***** PROVIDED ENTRIES *****
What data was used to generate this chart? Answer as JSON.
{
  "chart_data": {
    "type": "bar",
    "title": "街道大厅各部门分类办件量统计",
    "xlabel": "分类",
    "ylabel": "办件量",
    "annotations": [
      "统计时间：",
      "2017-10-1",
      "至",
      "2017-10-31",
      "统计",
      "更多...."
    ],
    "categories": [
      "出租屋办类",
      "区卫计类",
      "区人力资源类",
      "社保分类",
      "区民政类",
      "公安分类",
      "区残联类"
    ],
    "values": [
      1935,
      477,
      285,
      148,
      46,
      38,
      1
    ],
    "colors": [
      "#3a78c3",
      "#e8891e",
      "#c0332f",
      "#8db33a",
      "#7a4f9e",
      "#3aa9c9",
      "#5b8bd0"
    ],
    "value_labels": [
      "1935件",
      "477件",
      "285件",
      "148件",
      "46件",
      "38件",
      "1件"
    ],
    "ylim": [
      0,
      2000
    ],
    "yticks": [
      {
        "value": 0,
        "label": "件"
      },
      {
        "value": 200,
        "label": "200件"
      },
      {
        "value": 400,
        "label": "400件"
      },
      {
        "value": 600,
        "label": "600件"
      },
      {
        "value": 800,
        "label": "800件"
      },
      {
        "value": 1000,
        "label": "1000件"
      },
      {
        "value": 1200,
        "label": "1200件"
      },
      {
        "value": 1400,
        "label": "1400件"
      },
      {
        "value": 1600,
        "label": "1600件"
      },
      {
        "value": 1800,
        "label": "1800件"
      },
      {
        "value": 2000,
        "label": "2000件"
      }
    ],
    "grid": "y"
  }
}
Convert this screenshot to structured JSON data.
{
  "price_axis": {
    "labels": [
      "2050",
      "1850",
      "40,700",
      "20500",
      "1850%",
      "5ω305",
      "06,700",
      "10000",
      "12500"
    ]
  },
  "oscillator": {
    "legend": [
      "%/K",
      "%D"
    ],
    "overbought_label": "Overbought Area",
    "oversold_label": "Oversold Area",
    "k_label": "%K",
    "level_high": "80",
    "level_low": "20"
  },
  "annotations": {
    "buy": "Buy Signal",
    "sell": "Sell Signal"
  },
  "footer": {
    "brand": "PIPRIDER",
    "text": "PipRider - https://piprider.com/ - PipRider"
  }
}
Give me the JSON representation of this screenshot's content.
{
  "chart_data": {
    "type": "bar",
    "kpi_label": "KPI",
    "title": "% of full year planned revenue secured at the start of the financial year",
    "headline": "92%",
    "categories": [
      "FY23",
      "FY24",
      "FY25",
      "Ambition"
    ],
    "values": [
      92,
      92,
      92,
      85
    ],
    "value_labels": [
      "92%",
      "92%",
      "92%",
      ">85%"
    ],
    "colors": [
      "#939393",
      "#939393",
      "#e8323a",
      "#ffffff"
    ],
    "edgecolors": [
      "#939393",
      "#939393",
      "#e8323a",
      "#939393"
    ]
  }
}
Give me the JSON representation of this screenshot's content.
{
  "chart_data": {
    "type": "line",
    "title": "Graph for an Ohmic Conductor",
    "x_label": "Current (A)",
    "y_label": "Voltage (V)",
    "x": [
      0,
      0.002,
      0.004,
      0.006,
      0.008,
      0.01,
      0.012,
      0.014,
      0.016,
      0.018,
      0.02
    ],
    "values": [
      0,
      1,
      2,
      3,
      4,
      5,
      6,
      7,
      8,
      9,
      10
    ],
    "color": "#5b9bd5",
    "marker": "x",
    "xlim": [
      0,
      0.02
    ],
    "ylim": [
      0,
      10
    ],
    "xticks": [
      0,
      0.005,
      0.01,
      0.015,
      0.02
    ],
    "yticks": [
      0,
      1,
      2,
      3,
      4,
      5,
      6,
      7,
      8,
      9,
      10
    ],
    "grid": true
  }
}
*****
* JOB:
From the listing above, extract every line exactly as it stands.

* FINAL RESULT:
What data was used to generate this chart? Answer as JSON.
{
  "chart_data": {
    "type": "bar",
    "title": "街道大厅各部门分类办件量统计",
    "xlabel": "分类",
    "ylabel": "办件量",
    "annotations": [
      "统计时间：",
      "2017-10-1",
      "至",
      "2017-10-31",
      "统计",
      "更多...."
    ],
    "categories": [
      "出租屋办类",
      "区卫计类",
      "区人力资源类",
      "社保分类",
      "区民政类",
      "公安分类",
      "区残联类"
    ],
    "values": [
      1935,
      477,
      285,
      148,
      46,
      38,
      1
    ],
    "colors": [
      "#3a78c3",
      "#e8891e",
      "#c0332f",
      "#8db33a",
      "#7a4f9e",
      "#3aa9c9",
      "#5b8bd0"
    ],
    "value_labels": [
      "1935件",
      "477件",
      "285件",
      "148件",
      "46件",
      "38件",
      "1件"
    ],
    "ylim": [
      0,
      2000
    ],
    "yticks": [
      {
        "value": 0,
        "label": "件"
      },
      {
        "value": 200,
        "label": "200件"
      },
      {
        "value": 400,
        "label": "400件"
      },
      {
        "value": 600,
        "label": "600件"
      },
      {
        "value": 800,
        "label": "800件"
      },
      {
        "value": 1000,
        "label": "1000件"
      },
      {
        "value": 1200,
        "label": "1200件"
      },
      {
        "value": 1400,
        "label": "1400件"
      },
      {
        "value": 1600,
        "label": "1600件"
      },
      {
        "value": 1800,
        "label": "1800件"
      },
      {
        "value": 2000,
        "label": "2000件"
      }
    ],
    "grid": "y"
  }
}
Convert this screenshot to structured JSON data.
{
  "price_axis": {
    "labels": [
      "2050",
      "1850",
      "40,700",
      "20500",
      "1850%",
      "5ω305",
      "06,700",
      "10000",
      "12500"
    ]
  },
  "oscillator": {
    "legend": [
      "%/K",
      "%D"
    ],
    "overbought_label": "Overbought Area",
    "oversold_label": "Oversold Area",
    "k_label": "%K",
    "level_high": "80",
    "level_low": "20"
  },
  "annotations": {
    "buy": "Buy Signal",
    "sell": "Sell Signal"
  },
  "footer": {
    "brand": "PIPRIDER",
    "text": "PipRider - https://piprider.com/ - PipRider"
  }
}
Give me the JSON representation of this screenshot's content.
{
  "chart_data": {
    "type": "bar",
    "kpi_label": "KPI",
    "title": "% of full year planned revenue secured at the start of the financial year",
    "headline": "92%",
    "categories": [
      "FY23",
      "FY24",
      "FY25",
      "Ambition"
    ],
    "values": [
      92,
      92,
      92,
      85
    ],
    "value_labels": [
      "92%",
      "92%",
      "92%",
      ">85%"
    ],
    "colors": [
      "#939393",
      "#939393",
      "#e8323a",
      "#ffffff"
    ],
    "edgecolors": [
      "#939393",
      "#939393",
      "#e8323a",
      "#939393"
    ]
  }
}
Give me the JSON representation of this screenshot's content.
{
  "chart_data": {
    "type": "line",
    "title": "Graph for an Ohmic Conductor",
    "x_label": "Current (A)",
    "y_label": "Voltage (V)",
    "x": [
      0,
      0.002,
      0.004,
      0.006,
      0.008,
      0.01,
      0.012,
      0.014,
      0.016,
      0.018,
      0.02
    ],
    "values": [
      0,
      1,
      2,
      3,
      4,
      5,
      6,
      7,
      8,
      9,
      10
    ],
    "color": "#5b9bd5",
    "marker": "x",
    "xlim": [
      0,
      0.02
    ],
    "ylim": [
      0,
      10
    ],
    "xticks": [
      0,
      0.005,
      0.01,
      0.015,
      0.02
    ],
    "yticks": [
      0,
      1,
      2,
      3,
      4,
      5,
      6,
      7,
      8,
      9,
      10
    ],
    "grid": true
  }
}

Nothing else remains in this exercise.